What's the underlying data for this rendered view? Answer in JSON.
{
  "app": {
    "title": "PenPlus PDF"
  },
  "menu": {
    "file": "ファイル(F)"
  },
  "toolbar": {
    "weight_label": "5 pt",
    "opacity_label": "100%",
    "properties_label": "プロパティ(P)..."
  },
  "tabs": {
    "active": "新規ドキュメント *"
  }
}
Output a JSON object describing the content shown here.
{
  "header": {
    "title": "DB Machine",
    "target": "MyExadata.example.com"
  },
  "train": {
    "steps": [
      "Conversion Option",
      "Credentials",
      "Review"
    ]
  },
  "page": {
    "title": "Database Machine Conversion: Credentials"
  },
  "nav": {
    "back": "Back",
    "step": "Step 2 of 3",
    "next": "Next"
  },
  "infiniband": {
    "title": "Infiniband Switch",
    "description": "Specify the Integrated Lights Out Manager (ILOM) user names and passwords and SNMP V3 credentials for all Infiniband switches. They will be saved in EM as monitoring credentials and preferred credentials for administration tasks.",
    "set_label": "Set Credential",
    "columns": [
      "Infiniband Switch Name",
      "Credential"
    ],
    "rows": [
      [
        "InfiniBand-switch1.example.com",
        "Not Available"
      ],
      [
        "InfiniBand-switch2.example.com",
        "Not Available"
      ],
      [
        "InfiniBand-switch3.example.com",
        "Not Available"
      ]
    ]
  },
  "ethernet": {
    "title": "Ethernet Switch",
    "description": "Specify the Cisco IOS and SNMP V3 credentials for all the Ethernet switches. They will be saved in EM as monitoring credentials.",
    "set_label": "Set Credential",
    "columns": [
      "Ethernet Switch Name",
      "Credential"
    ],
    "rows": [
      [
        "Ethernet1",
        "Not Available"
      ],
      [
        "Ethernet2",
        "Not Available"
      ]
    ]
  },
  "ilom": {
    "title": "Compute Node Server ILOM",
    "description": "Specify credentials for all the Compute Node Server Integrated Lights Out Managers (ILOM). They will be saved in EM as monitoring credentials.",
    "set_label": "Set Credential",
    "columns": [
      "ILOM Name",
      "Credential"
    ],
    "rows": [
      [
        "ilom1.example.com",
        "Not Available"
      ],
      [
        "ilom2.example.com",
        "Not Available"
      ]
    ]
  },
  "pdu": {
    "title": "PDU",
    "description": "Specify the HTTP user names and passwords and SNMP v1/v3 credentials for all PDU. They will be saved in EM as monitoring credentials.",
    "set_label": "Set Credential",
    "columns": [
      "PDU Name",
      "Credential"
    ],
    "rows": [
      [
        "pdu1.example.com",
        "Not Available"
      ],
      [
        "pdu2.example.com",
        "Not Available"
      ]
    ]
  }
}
::::
• _PROBLEM STATEMENT_
In the entries above, identify every line with the string "JSON".

• _EXERCISE SOLUTION_
What's the underlying data for this rendered view? Answer in JSON.
Output a JSON object describing the content shown here.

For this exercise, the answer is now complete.